## WHAT TO PRODUCE:
Put the lines of the records, from the one containing "league-badge: 瑞典超 xyxy=(74,251,154,279)" through the one containing "pick-lose-0[interactable]: 0 xyxy=(754,475,848,521)", both included, into a Markdown table with the columns Row and Line. Number each line in the Row column and leave out any blank lines.

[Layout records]

________________________________________

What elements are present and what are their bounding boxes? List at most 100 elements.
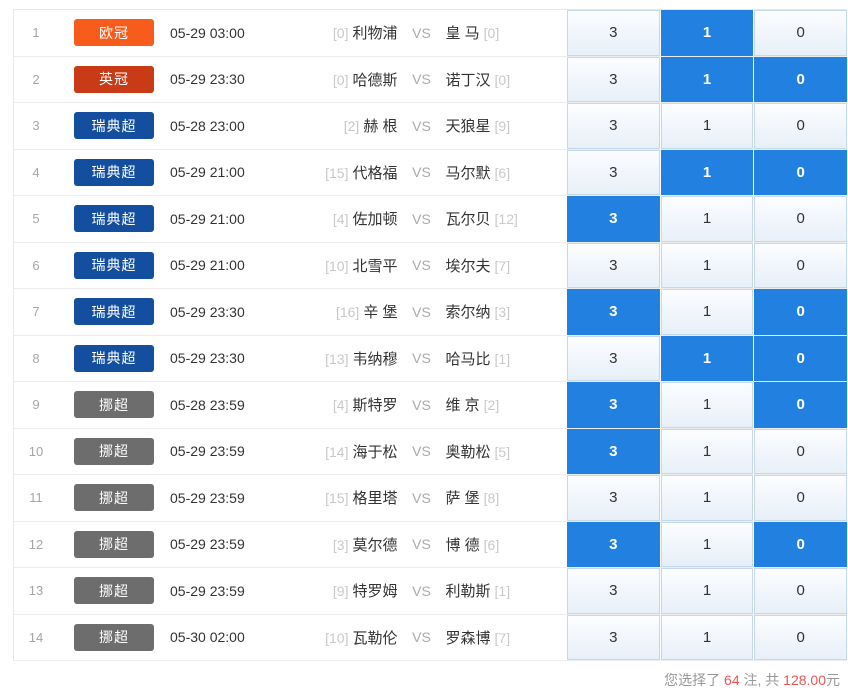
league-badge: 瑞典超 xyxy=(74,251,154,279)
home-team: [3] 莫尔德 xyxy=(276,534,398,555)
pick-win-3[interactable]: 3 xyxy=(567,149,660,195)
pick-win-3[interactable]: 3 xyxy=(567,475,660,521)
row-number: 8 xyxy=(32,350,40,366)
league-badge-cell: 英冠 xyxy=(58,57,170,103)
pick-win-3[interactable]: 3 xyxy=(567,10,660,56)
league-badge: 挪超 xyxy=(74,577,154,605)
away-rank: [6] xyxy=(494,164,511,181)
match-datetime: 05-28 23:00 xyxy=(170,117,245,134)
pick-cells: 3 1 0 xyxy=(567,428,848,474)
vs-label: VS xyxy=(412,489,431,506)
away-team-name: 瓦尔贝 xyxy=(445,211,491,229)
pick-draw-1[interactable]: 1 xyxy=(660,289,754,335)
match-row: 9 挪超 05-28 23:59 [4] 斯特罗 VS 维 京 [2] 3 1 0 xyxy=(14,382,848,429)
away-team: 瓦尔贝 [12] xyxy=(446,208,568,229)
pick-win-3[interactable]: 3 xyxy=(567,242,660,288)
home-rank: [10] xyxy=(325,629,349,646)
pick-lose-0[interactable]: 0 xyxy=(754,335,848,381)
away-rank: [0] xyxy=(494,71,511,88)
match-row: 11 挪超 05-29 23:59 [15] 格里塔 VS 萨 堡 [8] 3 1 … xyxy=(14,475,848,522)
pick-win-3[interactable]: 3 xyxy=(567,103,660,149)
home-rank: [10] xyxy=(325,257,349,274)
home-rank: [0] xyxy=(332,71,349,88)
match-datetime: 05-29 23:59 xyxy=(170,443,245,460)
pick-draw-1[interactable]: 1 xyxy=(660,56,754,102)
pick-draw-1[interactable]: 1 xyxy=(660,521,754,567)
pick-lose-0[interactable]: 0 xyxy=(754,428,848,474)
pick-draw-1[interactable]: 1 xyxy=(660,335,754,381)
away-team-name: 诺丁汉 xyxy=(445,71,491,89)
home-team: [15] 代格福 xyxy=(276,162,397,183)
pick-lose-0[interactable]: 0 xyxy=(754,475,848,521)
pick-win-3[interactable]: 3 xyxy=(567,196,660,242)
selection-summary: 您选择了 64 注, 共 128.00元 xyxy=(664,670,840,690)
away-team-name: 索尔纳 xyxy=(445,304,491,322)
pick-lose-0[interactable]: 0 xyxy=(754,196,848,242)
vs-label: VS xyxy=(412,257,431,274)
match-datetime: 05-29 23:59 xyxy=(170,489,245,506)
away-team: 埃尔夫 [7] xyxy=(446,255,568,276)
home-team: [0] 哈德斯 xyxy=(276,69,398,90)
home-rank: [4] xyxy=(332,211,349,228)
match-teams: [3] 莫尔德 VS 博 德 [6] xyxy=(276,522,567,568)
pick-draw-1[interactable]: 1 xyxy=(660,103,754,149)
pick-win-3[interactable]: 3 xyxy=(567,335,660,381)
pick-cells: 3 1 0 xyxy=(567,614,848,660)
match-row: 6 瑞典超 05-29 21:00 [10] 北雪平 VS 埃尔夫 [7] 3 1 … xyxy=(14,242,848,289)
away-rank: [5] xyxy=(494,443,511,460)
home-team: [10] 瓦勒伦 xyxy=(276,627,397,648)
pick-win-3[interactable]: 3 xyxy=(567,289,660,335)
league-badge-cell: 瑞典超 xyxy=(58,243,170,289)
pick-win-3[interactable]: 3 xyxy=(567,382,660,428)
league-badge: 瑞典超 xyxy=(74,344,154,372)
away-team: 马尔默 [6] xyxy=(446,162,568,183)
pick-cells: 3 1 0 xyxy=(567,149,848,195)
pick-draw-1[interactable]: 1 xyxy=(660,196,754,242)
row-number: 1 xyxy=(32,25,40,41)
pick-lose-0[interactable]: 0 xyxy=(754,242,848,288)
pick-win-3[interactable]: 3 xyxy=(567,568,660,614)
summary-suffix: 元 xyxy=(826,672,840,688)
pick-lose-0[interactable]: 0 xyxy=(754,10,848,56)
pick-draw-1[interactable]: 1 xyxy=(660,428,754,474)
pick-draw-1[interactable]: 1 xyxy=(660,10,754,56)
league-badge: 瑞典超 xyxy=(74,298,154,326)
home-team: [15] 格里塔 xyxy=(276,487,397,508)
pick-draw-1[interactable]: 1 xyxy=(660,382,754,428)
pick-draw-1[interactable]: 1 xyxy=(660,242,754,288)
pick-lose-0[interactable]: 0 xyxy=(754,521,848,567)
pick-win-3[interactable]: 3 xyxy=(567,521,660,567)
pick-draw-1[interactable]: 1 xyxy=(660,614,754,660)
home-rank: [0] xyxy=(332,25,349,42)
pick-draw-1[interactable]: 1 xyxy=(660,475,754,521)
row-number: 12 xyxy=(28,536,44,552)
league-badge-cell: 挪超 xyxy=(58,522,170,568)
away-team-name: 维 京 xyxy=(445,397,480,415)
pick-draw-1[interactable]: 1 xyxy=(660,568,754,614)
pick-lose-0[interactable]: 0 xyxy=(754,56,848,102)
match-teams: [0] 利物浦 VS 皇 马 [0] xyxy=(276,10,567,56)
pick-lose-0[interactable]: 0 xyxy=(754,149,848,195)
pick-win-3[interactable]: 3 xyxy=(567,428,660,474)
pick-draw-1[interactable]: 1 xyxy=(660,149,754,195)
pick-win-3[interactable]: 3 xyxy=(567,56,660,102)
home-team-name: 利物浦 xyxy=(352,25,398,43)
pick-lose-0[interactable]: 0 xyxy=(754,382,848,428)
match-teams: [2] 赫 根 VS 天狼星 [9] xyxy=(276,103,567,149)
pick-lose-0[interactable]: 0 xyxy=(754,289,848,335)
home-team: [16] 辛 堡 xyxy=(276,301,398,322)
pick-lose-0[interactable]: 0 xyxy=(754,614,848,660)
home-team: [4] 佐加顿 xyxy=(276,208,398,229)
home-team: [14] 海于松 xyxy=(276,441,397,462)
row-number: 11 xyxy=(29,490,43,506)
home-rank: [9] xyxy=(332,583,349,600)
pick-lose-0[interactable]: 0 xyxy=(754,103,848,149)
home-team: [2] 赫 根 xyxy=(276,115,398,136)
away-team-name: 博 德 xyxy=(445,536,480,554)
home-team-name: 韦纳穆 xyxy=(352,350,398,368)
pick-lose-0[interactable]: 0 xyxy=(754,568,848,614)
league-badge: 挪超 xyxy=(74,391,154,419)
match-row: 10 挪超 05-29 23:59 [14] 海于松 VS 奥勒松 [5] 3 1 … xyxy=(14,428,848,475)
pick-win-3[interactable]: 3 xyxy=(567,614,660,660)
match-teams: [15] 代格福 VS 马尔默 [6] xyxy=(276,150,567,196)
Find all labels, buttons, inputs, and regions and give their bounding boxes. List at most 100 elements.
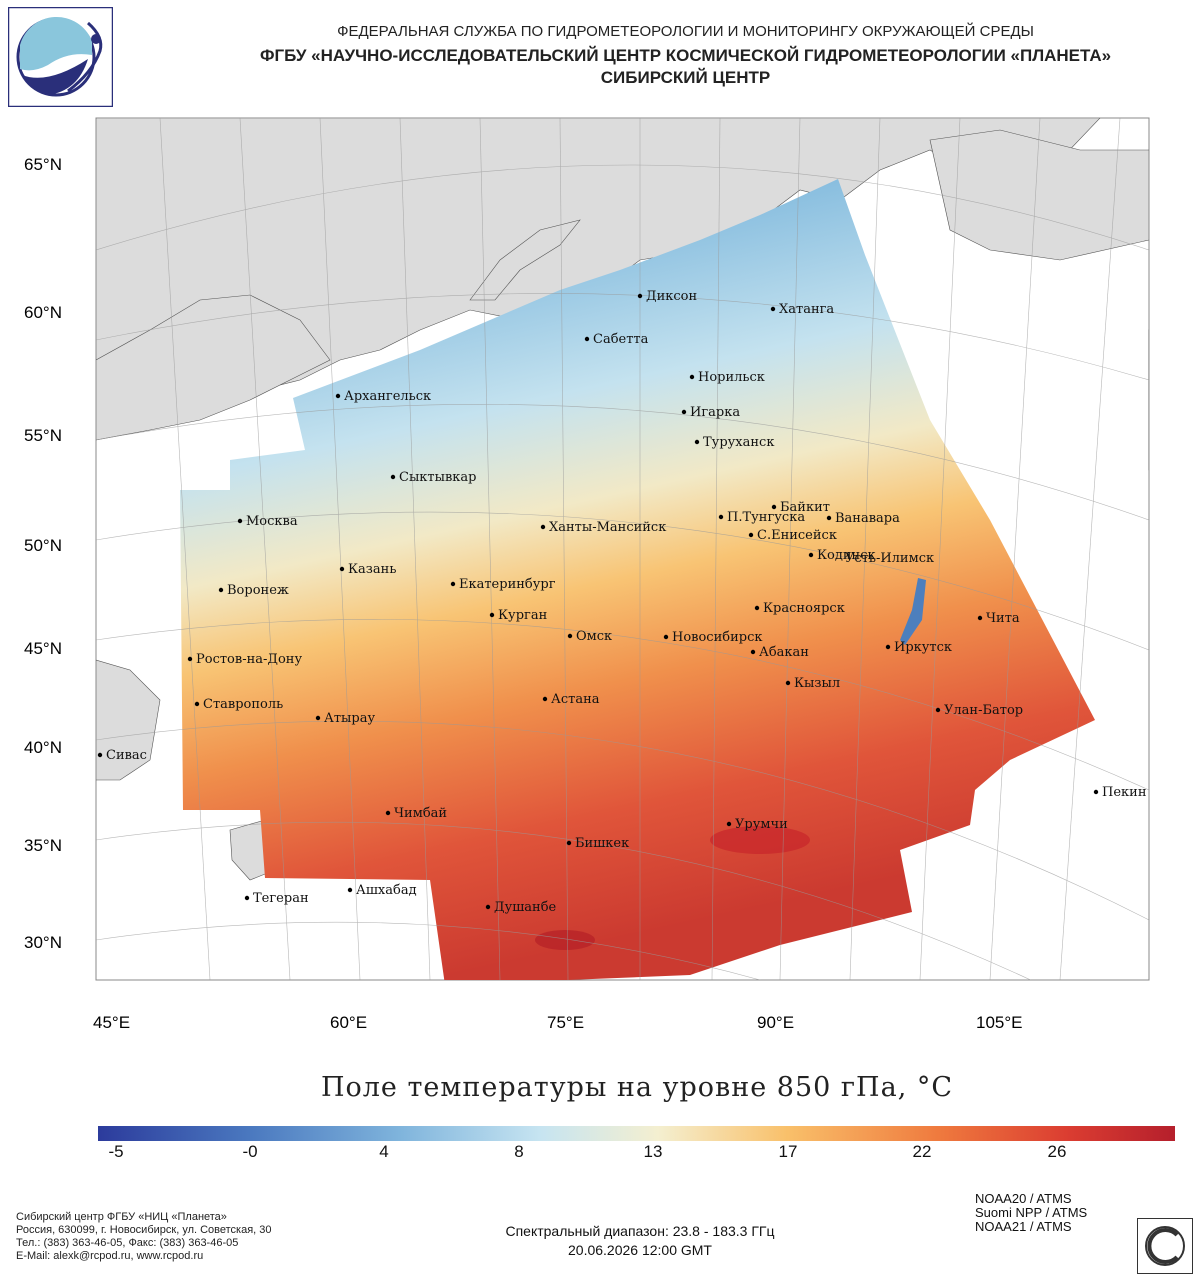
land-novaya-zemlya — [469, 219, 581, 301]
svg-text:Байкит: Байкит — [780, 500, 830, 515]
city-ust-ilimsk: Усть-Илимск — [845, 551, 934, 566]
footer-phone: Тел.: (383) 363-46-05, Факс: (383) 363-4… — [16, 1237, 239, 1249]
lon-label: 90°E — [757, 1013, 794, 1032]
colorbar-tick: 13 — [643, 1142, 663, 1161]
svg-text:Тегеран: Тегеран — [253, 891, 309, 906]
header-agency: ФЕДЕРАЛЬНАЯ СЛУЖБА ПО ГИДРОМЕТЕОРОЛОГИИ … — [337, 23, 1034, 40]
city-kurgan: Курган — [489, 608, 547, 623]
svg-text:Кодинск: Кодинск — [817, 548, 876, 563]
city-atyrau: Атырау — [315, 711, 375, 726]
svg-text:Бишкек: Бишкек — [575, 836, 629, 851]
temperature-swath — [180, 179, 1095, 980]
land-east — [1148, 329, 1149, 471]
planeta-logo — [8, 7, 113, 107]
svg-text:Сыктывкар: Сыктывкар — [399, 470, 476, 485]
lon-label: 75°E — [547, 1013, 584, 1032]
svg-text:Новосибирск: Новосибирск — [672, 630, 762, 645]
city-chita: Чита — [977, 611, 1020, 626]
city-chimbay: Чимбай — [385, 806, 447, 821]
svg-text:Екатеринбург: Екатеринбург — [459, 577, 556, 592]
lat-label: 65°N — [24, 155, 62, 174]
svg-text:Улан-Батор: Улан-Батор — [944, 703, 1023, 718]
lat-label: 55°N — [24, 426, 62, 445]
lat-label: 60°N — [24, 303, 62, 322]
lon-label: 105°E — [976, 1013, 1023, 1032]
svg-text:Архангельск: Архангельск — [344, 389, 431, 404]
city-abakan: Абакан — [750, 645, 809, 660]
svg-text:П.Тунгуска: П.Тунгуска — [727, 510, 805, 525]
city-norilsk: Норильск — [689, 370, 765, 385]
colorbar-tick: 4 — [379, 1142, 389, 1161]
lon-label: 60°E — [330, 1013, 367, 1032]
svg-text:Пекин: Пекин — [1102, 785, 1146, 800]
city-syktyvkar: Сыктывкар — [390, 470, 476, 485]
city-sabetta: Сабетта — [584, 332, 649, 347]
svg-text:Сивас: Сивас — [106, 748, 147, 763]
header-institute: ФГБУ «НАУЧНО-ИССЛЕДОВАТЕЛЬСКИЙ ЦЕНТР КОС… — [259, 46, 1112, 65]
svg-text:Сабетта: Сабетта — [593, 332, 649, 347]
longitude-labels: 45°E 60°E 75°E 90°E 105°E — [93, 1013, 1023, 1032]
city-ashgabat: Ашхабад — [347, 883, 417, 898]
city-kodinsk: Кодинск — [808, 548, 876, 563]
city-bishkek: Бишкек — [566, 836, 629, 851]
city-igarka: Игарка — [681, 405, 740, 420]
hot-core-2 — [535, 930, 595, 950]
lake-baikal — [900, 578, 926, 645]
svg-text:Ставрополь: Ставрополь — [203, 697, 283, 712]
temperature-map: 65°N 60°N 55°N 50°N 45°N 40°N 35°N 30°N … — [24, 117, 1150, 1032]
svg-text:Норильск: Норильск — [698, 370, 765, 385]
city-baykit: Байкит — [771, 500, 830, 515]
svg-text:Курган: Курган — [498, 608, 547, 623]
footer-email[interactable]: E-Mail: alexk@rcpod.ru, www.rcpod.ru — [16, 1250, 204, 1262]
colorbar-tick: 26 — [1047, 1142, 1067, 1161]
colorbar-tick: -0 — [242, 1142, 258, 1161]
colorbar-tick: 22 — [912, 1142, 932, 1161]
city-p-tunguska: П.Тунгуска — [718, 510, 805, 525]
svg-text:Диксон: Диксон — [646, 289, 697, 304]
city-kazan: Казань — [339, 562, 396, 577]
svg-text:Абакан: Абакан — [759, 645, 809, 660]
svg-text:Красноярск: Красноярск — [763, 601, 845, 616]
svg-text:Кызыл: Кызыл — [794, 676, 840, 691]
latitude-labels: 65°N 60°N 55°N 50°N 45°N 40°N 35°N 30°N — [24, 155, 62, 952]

________________________________________

## ANSWER TO THE PROBLEM:
| Row | Line |
|---|---|
| 1 | league-badge: 瑞典超 xyxy=(74,251,154,279) |
| 2 | home-team: [3] 莫尔德 xyxy=(276,534,398,555) |
| 3 | pick-win-3[interactable]: 3 xyxy=(567,149,660,195) |
| 4 | pick-win-3[interactable]: 3 xyxy=(567,475,660,521) |
| 5 | row-number: 8 xyxy=(32,350,40,366) |
| 6 | league-badge-cell: 英冠 xyxy=(58,57,170,103) |
| 7 | pick-win-3[interactable]: 3 xyxy=(567,10,660,56) |
| 8 | league-badge: 挪超 xyxy=(74,577,154,605) |
| 9 | away-rank: [6] xyxy=(494,164,511,181) |
| 10 | match-datetime: 05-28 23:00 xyxy=(170,117,245,134) |
| 11 | pick-cells: 3 1 0 xyxy=(567,428,848,474) |
| 12 | vs-label: VS xyxy=(412,489,431,506) |
| 13 | away-team-name: 瓦尔贝 xyxy=(445,211,491,229) |
| 14 | pick-draw-1[interactable]: 1 xyxy=(660,289,754,335) |
| 15 | match-row: 9 挪超 05-28 23:59 [4] 斯特罗 VS 维 京 [2] 3 1 0 xyxy=(14,382,848,429) |
| 16 | away-team: 瓦尔贝 [12] xyxy=(446,208,568,229) |
| 17 | pick-win-3[interactable]: 3 xyxy=(567,242,660,288) |
| 18 | home-rank: [10] xyxy=(325,629,349,646) |
| 19 | pick-lose-0[interactable]: 0 xyxy=(754,335,848,381) |
| 20 | away-rank: [0] xyxy=(494,71,511,88) |
| 21 | match-row: 11 挪超 05-29 23:59 [15] 格里塔 VS 萨 堡 [8] 3 1 … xyxy=(14,475,848,522) |
| 22 | pick-win-3[interactable]: 3 xyxy=(567,103,660,149) |
| 23 | home-rank: [10] xyxy=(325,257,349,274) |
| 24 | home-rank: [0] xyxy=(332,71,349,88) |
| 25 | match-datetime: 05-29 23:59 xyxy=(170,443,245,460) |
| 26 | pick-draw-1[interactable]: 1 xyxy=(660,56,754,102) |
| 27 | pick-draw-1[interactable]: 1 xyxy=(660,521,754,567) |
| 28 | pick-lose-0[interactable]: 0 xyxy=(754,428,848,474) |
| 29 | pick-draw-1[interactable]: 1 xyxy=(660,335,754,381) |
| 30 | away-team-name: 诺丁汉 xyxy=(445,71,491,89) |
| 31 | home-team: [15] 代格福 xyxy=(276,162,397,183) |
| 32 | pick-lose-0[interactable]: 0 xyxy=(754,475,848,521) |